- DIRECTIONS -
**A.** According to the biography of Peter "Sugarfoot" Cunningham, where did his family move in 1976?
**B.** Pick up the biography of Peter "Sugarfoot" Cunningham after its last sentence and keep writing it.

Peter "Sugarfoot" Cunningham (born March 25, 1963) is a retired Canadian 7-time World Champion Hall of Fame kickboxer, boxer, martial artist, actor and author. Rated by experts as one of the greatest full contact fighters of all time, Sugarfoot was a superb technician who possessed high fighting I.Q. and lightning speed. He retired from kickboxing in 1996 with a record of 50-1-1, having avenged the only draw of his career but only one defeated Peter, the undefeated Richard Sylla at the WKA World Title in Paris. Cunningham's skills in the ring have been praised by many martial arts legends, including Benny "The Jet" Urquidez, Bill "Superfoot" Wallace, Chuck Norris, Dan Inosanto, Rigan Machado, Don "The Dragon" Wilson and many others.  Cunningham maintained a high level competition throughout his career as most of his opponents were either current or former champions. In 1998 in San Jose, California, Peter was honored as the inaugural inductee in the I.S.K.A. Hall of Fame.

Cunningham's nickname "Sugarfoot" is a combination of the names of two great fighters in boxing and kickboxing that his style most resembled, "Sugar" Ray Leonard and Bill "Superfoot" Wallace, and it was given to him by his peers at his first dojo in Edmonton, Canada while he was still a teenager.

Peter's World Titles included the W.K.A (World Karate Association) Lightweight, Super Lightweight and Junior Walterweight World Titles, the K.I.C.K. (Karate International Council of Kickboxing) Super Lightweight Title, the I.M.F. (International Muay Thai Federation) Junior Welterweight Title, and the I.S.K.A. (International Sport Karate Association) Light Welterweight World Title.

Sugarfoot is also an actor and has appeared in TV series such as Kung Fu: The Legend Continues and CSI, and in movies such as No Retreat, No Surrender (1986) and The Fighter (2010).

Biography and career

Early life
Peter D.O. Cunningham was born in Port of Spain, Trinidad and Tobago on March 25, 1963.  When he was six years old, his parents divorced, and his mother Rosel left Trinidad and Tobago together with him and his siblings, and moved to the small island of St. Vincent in the West Indies. This is where Peter watched Enter the Dragon for the first time as a 10-year old and decided that he is "going to be like Bruce Lee". In 1976, Peter's family moved yet again, this time to Edmonton, Alberta, Canada, to start a new life.  His mother became a sole bread winner and took care of the children.  Peter attended St. Marks Junior High School and St. Joseph's High School in Edmonton.

Introduction to martial arts
Peter took his first karate class in February 1978 after being introduced to his first karate dojo and first Sensei Grandmaster Robert Supeene Sr. by junior high school friends. He immediately felt the connection with his Sensei and fell in love with the sport. Seven months later, as an orange belt holder Peter participated in his first karate tournament.  Along with winning top prize in his own belt division, he was voted "Best Technician" of the tournament, an award typically only won by black belts. This tournament marked the beginning of his career.

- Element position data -
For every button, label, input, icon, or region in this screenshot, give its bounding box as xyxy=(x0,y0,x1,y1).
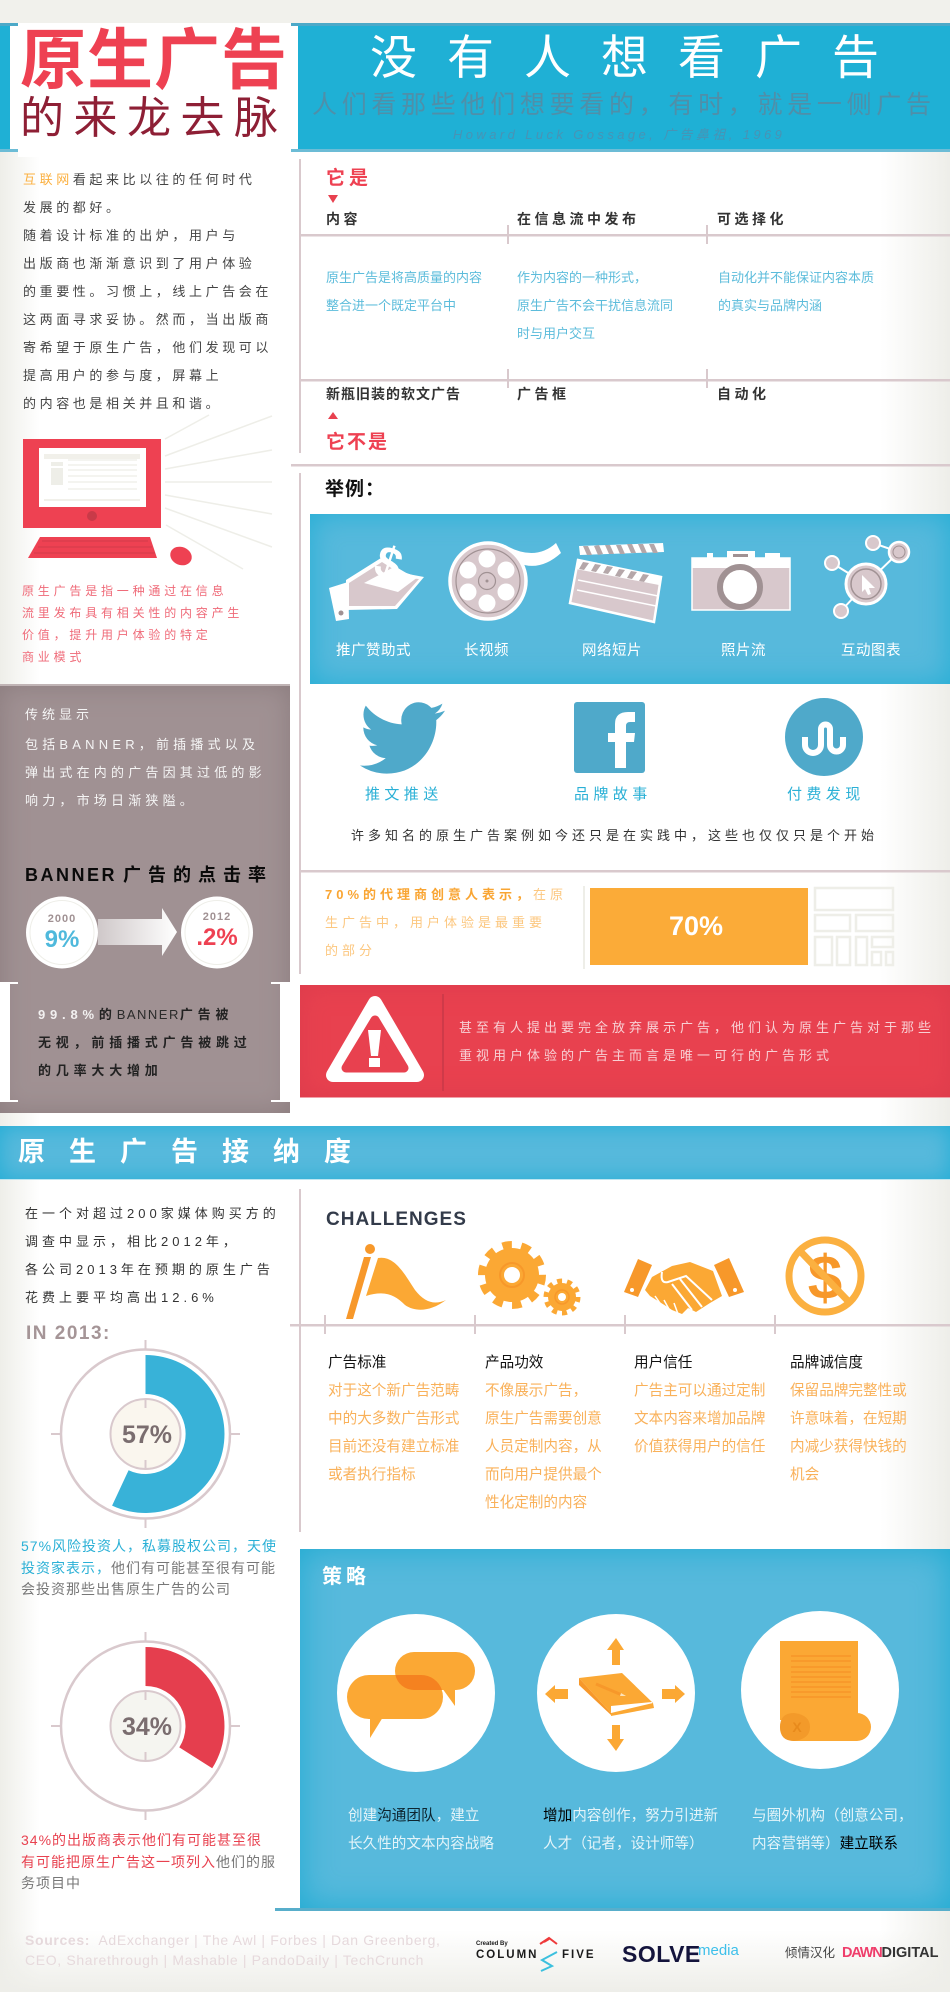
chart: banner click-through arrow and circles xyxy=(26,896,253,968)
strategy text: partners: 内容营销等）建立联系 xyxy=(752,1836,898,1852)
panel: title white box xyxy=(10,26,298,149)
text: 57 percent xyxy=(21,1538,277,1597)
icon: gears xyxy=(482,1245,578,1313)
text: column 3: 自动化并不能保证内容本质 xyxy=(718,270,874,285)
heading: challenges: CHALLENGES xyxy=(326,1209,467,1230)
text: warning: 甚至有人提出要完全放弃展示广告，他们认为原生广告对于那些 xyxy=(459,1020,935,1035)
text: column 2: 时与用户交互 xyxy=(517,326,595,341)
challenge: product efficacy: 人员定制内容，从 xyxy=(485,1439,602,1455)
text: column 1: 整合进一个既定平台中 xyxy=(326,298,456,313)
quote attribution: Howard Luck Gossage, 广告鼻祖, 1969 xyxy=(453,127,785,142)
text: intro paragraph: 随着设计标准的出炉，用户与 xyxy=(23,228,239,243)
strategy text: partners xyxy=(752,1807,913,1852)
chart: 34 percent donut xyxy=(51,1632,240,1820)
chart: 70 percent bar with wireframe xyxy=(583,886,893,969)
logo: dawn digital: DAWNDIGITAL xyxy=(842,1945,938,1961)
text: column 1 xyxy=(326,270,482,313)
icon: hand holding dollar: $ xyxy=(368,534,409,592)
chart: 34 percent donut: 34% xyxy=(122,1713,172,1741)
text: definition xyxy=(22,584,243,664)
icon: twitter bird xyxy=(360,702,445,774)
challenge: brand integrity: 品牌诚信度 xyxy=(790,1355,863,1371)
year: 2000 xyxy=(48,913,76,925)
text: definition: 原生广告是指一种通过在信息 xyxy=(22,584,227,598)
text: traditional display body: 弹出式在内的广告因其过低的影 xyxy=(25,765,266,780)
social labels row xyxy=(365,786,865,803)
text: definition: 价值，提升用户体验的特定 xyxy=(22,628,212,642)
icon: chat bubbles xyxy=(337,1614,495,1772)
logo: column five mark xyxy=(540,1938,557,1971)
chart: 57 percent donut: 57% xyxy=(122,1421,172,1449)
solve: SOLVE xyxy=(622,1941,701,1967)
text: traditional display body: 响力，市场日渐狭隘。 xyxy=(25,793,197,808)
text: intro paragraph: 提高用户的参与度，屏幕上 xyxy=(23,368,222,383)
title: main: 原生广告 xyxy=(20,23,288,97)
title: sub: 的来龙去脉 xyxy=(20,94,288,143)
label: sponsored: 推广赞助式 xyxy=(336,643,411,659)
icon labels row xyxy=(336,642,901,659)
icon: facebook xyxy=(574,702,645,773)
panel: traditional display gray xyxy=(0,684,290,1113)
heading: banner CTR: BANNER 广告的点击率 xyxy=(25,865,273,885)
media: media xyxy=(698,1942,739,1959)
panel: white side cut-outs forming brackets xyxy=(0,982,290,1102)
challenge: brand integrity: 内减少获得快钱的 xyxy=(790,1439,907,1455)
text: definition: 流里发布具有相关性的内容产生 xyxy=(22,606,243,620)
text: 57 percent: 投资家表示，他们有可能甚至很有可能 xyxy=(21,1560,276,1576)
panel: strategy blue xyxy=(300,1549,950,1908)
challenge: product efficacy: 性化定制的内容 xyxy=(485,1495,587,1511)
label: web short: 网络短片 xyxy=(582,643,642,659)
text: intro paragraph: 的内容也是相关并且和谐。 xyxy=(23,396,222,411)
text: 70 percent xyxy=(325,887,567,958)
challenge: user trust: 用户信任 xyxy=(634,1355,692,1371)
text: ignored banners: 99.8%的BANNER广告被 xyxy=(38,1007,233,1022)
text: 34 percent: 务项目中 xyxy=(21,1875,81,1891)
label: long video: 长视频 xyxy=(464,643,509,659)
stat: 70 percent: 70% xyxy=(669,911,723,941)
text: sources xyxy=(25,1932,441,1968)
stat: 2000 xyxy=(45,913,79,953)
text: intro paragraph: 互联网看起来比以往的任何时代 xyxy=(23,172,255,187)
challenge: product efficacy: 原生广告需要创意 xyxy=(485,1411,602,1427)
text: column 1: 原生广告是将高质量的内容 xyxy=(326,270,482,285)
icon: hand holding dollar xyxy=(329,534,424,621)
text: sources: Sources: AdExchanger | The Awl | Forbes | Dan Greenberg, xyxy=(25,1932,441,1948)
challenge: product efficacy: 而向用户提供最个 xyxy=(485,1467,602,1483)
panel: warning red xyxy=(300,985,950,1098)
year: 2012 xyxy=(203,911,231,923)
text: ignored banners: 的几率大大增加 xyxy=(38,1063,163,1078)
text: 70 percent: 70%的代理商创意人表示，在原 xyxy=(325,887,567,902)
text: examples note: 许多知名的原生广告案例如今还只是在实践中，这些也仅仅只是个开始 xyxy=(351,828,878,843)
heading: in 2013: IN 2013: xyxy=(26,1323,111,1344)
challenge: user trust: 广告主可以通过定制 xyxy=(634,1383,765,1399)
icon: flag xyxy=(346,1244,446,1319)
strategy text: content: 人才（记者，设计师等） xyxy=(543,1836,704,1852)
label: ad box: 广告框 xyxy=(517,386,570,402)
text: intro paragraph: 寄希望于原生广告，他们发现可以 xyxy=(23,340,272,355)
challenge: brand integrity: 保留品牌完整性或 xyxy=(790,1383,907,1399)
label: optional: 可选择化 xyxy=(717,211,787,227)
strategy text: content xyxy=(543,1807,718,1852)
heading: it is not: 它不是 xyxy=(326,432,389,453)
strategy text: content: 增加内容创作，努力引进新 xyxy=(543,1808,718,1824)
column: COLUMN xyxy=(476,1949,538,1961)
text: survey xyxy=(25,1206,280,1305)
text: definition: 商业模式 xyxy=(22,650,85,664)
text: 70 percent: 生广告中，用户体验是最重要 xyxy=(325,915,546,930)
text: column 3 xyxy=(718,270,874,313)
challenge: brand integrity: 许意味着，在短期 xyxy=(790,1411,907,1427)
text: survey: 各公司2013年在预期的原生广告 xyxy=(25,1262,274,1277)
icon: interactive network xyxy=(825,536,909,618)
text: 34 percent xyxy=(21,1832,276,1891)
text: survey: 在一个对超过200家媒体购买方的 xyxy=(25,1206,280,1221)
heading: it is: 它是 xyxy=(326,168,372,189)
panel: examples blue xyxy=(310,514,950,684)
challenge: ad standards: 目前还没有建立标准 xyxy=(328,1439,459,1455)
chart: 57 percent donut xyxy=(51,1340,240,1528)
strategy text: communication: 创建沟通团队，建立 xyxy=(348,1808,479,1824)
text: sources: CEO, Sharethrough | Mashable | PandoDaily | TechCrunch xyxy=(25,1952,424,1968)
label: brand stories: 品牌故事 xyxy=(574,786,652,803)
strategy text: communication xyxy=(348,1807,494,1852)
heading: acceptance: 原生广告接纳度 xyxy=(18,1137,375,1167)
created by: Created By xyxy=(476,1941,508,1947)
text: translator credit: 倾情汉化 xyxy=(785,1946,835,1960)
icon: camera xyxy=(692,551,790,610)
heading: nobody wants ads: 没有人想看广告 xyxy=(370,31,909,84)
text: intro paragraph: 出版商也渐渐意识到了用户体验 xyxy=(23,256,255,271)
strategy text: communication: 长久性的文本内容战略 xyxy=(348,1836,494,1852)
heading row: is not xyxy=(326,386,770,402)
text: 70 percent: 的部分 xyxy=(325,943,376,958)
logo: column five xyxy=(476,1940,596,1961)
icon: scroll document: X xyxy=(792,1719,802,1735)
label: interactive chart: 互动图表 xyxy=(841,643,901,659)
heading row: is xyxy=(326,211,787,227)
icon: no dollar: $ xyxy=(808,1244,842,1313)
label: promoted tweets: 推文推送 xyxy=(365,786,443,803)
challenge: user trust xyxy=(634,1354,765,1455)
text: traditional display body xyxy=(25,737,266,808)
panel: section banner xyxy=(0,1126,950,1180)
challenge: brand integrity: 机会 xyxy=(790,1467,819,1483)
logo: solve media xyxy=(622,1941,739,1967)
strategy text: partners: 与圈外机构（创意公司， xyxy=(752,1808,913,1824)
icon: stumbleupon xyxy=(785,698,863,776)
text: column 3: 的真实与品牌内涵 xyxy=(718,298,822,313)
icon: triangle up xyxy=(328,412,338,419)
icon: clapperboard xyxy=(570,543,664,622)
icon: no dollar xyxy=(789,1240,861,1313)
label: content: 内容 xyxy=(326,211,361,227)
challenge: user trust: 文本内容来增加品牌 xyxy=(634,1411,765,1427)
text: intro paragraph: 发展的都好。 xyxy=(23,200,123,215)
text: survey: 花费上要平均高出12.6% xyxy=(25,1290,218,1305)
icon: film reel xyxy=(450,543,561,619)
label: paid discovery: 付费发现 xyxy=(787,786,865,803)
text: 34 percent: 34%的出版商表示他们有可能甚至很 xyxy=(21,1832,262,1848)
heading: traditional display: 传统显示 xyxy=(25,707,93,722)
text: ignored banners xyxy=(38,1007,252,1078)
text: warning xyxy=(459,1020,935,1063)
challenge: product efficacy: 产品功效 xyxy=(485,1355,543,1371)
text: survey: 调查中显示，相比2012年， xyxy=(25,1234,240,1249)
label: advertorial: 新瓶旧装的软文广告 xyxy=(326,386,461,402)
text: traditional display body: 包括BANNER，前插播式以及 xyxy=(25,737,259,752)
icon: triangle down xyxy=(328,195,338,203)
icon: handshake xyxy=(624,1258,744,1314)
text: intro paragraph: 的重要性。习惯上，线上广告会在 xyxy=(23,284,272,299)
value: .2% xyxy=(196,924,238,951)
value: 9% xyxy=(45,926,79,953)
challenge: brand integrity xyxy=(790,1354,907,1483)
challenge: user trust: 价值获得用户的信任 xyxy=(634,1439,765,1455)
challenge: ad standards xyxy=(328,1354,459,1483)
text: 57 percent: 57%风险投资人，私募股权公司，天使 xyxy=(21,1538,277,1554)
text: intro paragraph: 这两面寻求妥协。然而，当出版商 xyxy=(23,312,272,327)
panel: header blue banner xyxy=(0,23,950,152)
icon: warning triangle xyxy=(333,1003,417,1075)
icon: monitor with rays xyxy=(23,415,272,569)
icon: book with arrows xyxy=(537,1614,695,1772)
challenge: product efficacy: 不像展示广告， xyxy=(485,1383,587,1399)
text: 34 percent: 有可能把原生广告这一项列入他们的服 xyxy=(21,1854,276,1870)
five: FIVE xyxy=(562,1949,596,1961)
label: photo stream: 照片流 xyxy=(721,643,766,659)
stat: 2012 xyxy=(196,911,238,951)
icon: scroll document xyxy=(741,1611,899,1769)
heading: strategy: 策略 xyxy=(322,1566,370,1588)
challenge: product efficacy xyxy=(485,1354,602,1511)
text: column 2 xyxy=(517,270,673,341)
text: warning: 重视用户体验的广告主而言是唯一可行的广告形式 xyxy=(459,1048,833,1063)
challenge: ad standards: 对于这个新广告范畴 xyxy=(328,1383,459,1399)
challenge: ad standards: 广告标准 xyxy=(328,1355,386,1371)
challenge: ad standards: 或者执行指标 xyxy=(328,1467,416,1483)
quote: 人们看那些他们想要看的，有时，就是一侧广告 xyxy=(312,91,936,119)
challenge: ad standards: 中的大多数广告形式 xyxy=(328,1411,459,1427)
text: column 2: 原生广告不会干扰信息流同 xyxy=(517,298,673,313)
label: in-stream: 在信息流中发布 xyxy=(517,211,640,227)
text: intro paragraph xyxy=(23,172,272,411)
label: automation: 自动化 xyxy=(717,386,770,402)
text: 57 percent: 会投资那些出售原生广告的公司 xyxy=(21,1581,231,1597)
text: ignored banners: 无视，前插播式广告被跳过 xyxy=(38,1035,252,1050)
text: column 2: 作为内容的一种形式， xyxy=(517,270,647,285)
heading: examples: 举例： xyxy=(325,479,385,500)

--

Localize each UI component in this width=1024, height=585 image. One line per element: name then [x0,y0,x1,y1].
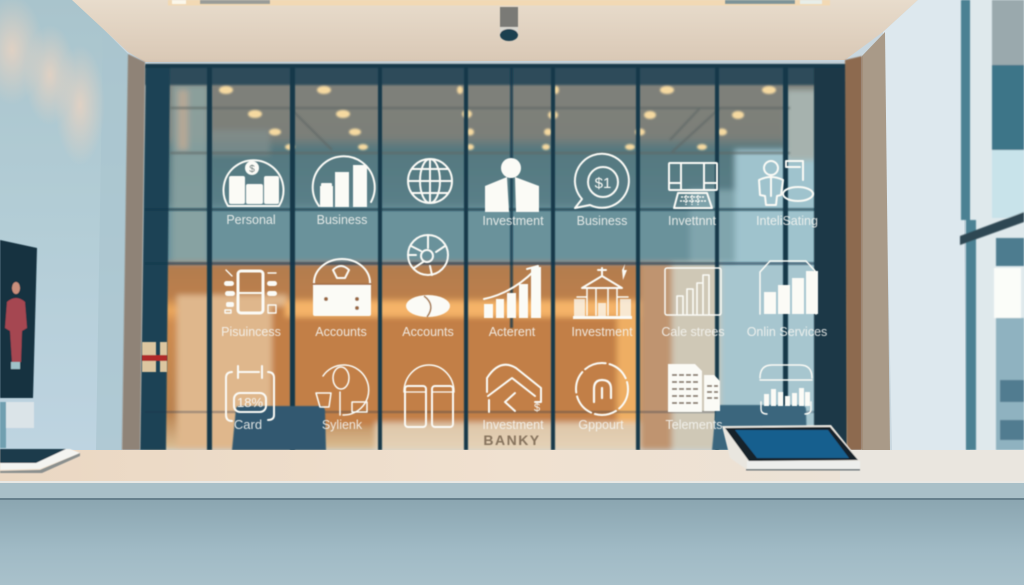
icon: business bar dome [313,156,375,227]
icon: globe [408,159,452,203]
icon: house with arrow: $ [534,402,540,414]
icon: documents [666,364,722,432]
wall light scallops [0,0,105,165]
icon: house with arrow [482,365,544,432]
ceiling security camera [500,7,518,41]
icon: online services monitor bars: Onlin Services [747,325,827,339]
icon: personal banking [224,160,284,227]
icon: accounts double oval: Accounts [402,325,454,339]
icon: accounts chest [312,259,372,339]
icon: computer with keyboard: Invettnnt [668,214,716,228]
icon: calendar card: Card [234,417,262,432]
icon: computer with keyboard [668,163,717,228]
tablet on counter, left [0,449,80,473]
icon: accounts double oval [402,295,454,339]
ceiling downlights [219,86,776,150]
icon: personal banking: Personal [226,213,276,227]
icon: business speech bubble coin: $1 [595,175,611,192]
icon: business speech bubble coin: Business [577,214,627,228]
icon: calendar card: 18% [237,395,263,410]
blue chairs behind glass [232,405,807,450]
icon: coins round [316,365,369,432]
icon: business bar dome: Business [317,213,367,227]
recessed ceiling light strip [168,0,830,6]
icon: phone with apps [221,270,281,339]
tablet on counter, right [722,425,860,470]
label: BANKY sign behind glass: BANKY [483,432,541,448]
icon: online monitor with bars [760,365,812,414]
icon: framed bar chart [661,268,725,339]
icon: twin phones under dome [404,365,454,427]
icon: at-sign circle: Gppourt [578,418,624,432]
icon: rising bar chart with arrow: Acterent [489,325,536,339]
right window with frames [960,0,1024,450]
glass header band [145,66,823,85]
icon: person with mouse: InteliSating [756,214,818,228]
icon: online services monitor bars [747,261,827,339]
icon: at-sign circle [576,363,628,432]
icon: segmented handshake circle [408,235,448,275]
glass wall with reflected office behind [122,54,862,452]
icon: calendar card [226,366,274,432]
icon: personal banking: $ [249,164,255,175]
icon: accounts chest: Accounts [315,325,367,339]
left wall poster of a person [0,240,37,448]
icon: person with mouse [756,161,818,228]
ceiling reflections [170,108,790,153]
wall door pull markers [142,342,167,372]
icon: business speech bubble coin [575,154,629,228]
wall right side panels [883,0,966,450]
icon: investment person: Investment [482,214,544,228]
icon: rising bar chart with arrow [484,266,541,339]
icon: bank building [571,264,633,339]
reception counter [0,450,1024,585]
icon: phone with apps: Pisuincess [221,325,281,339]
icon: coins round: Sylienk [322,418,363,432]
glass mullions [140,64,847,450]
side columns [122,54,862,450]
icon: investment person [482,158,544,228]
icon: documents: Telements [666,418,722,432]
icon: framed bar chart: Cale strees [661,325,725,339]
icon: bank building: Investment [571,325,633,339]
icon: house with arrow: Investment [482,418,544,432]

* * *

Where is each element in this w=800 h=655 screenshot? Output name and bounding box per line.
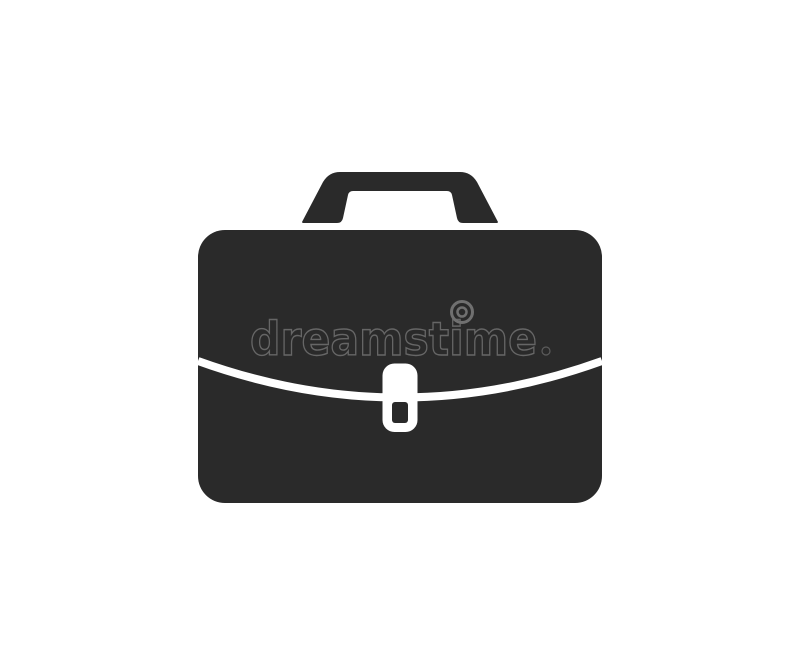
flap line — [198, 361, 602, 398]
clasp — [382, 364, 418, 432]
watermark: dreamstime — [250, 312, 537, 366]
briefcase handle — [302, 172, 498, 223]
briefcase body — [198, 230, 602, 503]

- ANSWERS GIVEN -
**A.** Edmonton, Alberta, Canada

**B.**
Fighting career

Peter started his amateur kickboxing career in 1980, when he beat Reg Johnson in Calgary, Canada. Later that month, he began taking boxing lessons with Ted James and his son Rocky at the South Side Legion boxing gym in Edmonton.

A few more wins in amateur kickboxing followed, and in January 1981, Peter met the legendary Benny "The Jet" Urquidez, who was giving a kickboxing seminar in Vancouver, British Columbia, Canada. This is where The Jet told the young fighter "you are going to be a great champion".  Around this time, Peter "Sugarfoot" Cunningham had his first professional kickboxing fight where he took on the Canadian Champion Gordy Gong. Peter won by a big knock out, a round kick to the head. After the fight, Sensei Rueben Urquidez and Sensei Blinky Rodriguez approached Cunningham and his mother to congratulate him on the big win, and extend an invitation to come and train out of their world class facility in Van Nuys, California, The Jet Center. This was a dream come true for Peter and he gladly accepted.

As Sugarfoot made his move to Los Angeles, he was featured on the undercard of Muhammad Ali's exhibition bout with Edmonton Oiler enforcer Dave Semenko. The event took place at Northlands Coliseum in Edmonton on June 12, 1983. Peter defeated his opponent, who was a World Lightweight Champion, and impressed Ali's trainer and cornerman Bundini Brown, who introduced Sugarfoot to Ali and his family. Ali signed a book for Peter's mother, and then suggested to Bundini to invite the young fighter to come and train at the Joe Lewis - Muhammad Ali Gym in Santa Monica.

It seems that it was destiny and that the stars aligned - two of the greatest champions in their respective sports, boxing and kickboxing - both extended invitations to join them and train with them to pursue his championship aspirations. From that point on, and for the next three years Peter trained at both gyms every day, at the Joe Lewis - Muhammad Ali Gym in the morning and at the Jet Center in the afternoon. At this time, Sugarfoot was fighting professionally in both boxing and kickboxing.  He began to gravitate towards kickboxing, and in 1986 after losing a controversial boxing lightweight title fight, decided to focus solely on kickboxing.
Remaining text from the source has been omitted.